「黙」を扱った本文を、最後の「(静さんの「註」より)」の後から書き進める。

• 本文:
▽

ぼくのスピリチュアル物語 25 「黙」


(「黒住さんからの霊界通信、10通目(1985.5.29)」より)
《友よ、われらにあるものは永遠の生命の希求である。永遠の生命は多彩にしてあるものは“黙”である。寡黙の中に獲得し得るもの、これがわれらにある天上の意識である。真に歩みいく者は多弁ではない。
友よ、永遠の生命の希求は、おのずからなる生命の歩みの中にある。徒(いたず)らなる行動に身を売るなかれ。己が口を売ることなく、己が心身をして神の義に委ねよ。友よ、光りを伝うるものなり。光りを多弁に売ることなかれ》
(以上)

どうやら、「多くを語らず、黙々と真理への道を歩め」、と言っているらしい。

たとえば「ある決意」があって、それを誰にも語らず実行せよということであるが、もし誰かに話すと、賛同してくれる人もいるだろうけれど、反対意見を投げてくる人もいる。その弁によって気がそがれ決意が揺らぐこともあるだろう。そういう理由で「黙」がいいのだろうか。

しかし、誰かに対して決意を口にすることで逃げられない状況の枷をかけて、前に進む力にするという方法もある。期待をかけられたら力が出るというのは誰もが経験することだと思う。

ただ、それは「他力」なのである。

「黙」することは「自力」を意味する、つまり「他者との約束」ではなく、「自分との約束」である。
自分と約束し、約束したことを実現するために、多くを語らず黙々とその道を歩む。こういう生き方は美しい、まるで高倉健である。

あ、だから多くの人は高倉健に憬れるのだろうか?
それはさておき、静さんの意見を聞いてみよう。

(静さんの「註」より)

△

• 提示情報:
▽

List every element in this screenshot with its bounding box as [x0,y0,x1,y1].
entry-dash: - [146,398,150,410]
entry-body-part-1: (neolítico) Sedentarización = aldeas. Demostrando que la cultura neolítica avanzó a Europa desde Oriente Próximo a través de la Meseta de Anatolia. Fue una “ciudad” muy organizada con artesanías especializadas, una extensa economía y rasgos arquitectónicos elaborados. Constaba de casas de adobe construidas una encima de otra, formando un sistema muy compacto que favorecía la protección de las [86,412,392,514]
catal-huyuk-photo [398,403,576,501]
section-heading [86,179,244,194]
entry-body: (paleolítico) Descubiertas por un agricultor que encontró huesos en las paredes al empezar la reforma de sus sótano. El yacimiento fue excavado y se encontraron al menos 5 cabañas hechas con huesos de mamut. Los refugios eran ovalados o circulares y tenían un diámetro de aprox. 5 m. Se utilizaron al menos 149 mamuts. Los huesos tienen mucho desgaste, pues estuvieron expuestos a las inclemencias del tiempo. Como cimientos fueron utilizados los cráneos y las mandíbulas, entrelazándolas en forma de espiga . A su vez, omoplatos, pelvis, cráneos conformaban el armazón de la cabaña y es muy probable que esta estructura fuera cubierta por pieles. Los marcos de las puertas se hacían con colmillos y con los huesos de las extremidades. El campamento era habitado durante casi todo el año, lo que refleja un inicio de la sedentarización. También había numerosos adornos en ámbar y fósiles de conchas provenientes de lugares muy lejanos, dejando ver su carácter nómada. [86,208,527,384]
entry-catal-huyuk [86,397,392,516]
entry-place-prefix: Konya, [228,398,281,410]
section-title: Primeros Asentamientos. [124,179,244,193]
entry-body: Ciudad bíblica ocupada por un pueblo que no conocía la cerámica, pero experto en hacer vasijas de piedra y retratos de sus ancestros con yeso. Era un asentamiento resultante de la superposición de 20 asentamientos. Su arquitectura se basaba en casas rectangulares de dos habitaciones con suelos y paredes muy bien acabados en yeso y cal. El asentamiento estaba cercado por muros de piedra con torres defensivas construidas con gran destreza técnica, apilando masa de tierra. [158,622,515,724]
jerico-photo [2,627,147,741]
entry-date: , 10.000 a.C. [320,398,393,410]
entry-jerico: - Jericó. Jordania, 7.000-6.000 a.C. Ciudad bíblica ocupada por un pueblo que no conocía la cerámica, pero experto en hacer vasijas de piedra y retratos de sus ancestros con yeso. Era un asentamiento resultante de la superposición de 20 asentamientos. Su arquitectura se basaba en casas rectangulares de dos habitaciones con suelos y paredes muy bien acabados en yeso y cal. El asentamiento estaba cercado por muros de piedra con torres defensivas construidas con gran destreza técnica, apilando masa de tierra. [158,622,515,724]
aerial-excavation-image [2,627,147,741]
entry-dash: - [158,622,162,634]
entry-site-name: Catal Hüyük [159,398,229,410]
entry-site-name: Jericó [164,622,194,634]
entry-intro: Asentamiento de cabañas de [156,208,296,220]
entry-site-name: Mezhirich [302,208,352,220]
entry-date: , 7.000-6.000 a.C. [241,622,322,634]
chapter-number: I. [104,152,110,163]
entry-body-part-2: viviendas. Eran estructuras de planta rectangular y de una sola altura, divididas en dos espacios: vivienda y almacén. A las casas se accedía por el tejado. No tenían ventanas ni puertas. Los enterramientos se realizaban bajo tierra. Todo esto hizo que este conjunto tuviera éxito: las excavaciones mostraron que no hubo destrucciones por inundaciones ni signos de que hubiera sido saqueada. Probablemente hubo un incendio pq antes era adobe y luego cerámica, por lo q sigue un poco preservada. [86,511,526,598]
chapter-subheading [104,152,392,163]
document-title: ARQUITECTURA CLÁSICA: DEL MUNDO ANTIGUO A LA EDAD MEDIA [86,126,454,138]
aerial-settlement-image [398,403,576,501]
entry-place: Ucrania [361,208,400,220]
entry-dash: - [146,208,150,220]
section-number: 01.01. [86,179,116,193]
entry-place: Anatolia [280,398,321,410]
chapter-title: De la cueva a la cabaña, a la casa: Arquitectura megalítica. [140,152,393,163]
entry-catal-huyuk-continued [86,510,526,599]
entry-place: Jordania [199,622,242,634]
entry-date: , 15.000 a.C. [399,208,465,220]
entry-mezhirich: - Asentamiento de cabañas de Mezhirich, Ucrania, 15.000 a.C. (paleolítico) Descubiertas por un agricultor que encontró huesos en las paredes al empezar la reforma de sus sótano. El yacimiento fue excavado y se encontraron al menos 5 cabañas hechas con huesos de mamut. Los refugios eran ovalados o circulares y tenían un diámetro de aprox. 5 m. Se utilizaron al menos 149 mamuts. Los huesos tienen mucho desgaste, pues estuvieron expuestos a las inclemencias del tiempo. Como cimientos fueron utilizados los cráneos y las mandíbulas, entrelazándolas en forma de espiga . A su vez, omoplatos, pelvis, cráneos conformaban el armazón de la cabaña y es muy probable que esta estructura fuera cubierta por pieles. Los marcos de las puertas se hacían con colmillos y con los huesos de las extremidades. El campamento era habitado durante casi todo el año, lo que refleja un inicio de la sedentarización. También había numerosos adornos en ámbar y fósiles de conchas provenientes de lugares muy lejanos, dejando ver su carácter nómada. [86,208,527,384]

△

• 解答:
「生命が永遠であるということは、ただ、頭で観念的に知るというものではなく、自分を深く見つめ、日常の生活を心つくして生きるその中で、魂の中に静かに感得され、希求されてくるものなのであるから、そのことを『われらにあるものは永遠の希求であり、在るものは黙である』と言っているのであろうかと思います。
…(中略)…
それは、この世の喧噪や饒舌の中に見出せるものではなく、黙って自分の置かれた場で、正直に、一生懸命生きるその中で獲得し得るものであると言っているのであろうかと思います。
この様に真理に沿った生き方をしようとする者は多弁ではない。言葉は言霊と言われる程に大切なものであるから、つまらぬ饒舌は慎み、真心をもって語り、天の意に沿わない無益な行動に走って身をほろぼしたりすることのないように。そして、最前をつくしたあとは心身を天の意思に委ねなさい。こうした生き方を実践してゆくことによってこそ、内在の光を発現し、それを他の人に伝えていけるのであって、口先だけで立派なことを言うような、光(真理)を多弁で売るような言動は慎むべきである。言葉はなくても、人の真から真へと光は伝わっていくものである。というような意味ではないかと思います」
(以上)

うしっ、今日からぼくは高倉健になる!

(つづく)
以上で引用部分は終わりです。